SHORT EXERCISE: Within the listing below, locate all lines containing the word "this". Copy each one.

EXERCISE MATERIALS:
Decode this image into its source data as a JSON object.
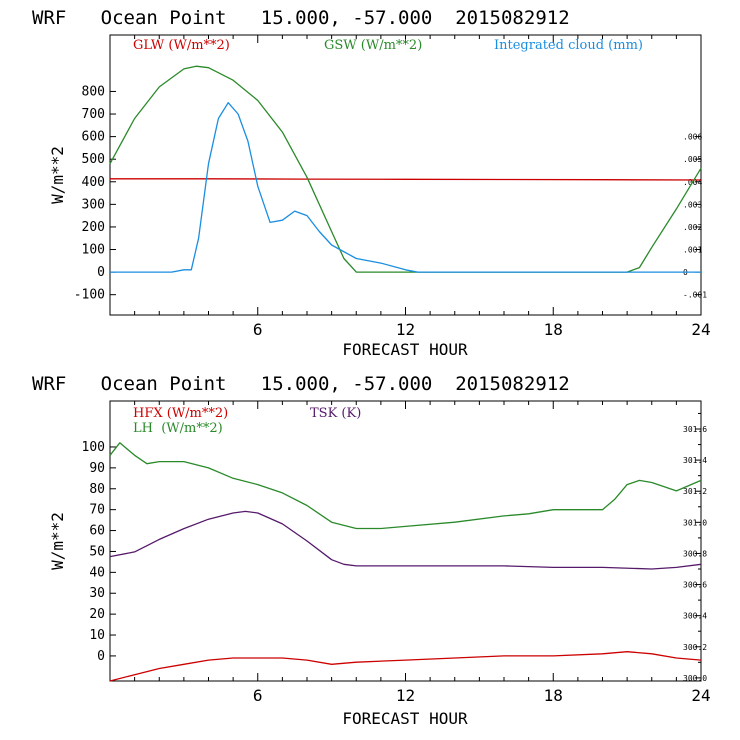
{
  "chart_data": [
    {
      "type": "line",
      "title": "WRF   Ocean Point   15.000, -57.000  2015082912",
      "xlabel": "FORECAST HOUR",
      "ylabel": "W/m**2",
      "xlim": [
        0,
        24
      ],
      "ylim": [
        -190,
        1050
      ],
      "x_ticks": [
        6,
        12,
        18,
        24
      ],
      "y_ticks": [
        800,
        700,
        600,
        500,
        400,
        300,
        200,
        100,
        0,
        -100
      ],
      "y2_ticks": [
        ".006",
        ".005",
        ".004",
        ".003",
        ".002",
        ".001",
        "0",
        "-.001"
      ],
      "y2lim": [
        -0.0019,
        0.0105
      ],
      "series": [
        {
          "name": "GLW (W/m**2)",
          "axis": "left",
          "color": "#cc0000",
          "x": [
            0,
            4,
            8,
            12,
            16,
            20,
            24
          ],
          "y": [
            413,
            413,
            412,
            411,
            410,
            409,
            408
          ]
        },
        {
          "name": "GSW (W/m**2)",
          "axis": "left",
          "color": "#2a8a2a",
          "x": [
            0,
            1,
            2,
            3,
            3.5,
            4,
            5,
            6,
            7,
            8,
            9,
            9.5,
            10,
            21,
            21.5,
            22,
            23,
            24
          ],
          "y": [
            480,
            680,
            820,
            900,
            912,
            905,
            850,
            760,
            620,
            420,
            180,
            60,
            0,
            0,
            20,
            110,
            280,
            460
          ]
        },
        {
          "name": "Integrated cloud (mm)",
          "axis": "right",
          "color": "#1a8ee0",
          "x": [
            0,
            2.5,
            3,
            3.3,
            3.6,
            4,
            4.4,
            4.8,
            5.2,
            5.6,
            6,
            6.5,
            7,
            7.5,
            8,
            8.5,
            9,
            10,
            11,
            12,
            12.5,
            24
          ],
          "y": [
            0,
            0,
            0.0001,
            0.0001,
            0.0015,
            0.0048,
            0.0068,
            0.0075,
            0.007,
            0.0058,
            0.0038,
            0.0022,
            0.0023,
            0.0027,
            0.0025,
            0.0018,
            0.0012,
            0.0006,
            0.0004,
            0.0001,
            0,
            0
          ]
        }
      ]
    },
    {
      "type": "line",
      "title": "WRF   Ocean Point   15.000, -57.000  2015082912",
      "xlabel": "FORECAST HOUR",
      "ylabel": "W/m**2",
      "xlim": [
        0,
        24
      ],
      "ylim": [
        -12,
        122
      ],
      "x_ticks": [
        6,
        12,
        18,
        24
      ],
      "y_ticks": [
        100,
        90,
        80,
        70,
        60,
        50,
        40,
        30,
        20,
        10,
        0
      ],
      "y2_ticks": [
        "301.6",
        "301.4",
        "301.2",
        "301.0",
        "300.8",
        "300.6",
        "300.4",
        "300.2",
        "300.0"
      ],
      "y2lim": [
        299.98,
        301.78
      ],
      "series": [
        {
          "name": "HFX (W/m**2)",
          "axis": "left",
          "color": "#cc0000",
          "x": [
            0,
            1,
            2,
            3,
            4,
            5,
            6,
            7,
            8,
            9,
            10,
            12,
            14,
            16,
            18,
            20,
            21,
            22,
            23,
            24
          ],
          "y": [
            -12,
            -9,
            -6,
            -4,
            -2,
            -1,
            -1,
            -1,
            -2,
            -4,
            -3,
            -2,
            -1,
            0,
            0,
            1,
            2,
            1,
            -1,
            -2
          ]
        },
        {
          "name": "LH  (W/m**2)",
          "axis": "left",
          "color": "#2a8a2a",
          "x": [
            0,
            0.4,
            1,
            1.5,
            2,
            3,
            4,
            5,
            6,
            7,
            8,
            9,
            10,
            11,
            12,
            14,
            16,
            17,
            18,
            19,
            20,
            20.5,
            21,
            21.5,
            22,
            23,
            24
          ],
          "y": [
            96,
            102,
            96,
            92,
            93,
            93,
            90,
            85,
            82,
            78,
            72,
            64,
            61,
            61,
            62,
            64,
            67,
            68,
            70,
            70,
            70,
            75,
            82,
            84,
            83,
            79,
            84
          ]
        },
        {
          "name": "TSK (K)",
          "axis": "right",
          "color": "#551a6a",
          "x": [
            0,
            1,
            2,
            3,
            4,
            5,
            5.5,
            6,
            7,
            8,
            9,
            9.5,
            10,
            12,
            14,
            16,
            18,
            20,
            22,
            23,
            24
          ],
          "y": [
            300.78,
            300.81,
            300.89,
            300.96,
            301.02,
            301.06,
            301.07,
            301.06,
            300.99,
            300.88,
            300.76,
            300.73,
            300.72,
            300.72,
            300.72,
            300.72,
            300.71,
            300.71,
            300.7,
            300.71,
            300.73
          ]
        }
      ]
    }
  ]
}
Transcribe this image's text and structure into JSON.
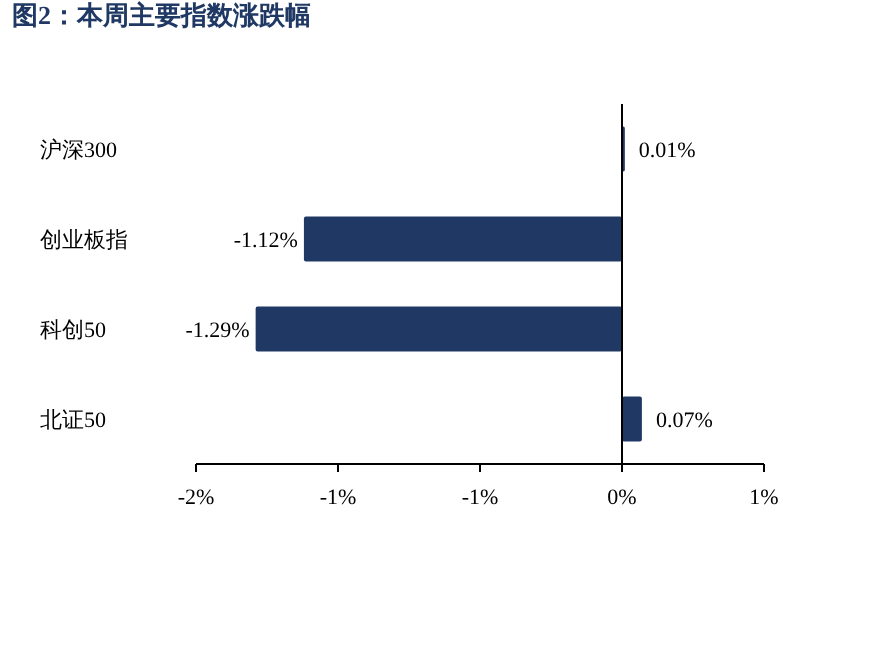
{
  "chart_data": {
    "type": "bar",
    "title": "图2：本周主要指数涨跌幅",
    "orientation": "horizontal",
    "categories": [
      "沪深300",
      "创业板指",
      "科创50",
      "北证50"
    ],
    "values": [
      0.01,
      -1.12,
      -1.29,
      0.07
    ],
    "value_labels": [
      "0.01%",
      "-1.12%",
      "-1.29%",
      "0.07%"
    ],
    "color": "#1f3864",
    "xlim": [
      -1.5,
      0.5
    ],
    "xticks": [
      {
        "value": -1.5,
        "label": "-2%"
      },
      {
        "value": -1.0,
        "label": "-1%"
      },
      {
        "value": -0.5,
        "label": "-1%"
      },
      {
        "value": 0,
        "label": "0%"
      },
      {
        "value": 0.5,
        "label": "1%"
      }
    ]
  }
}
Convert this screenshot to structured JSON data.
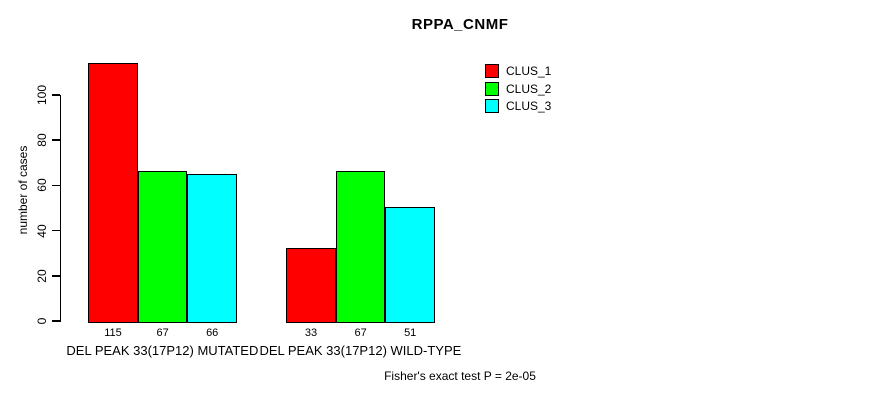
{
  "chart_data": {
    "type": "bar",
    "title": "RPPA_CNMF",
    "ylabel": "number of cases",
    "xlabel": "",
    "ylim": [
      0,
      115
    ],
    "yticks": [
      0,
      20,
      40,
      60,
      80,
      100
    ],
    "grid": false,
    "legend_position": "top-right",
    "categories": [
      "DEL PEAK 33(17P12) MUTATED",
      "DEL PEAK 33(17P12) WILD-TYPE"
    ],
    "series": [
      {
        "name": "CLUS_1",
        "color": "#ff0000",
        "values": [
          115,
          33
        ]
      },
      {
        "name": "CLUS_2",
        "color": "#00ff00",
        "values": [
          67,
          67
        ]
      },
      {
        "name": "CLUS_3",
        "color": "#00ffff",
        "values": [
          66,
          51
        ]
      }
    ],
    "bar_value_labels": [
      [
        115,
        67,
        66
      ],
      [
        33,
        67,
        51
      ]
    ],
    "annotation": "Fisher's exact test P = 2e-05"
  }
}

WORKED ANSWER:
Decode this image into its source data as a JSON object.
Transcribe this image's text and structure into JSON.
Convert this screenshot to structured JSON data.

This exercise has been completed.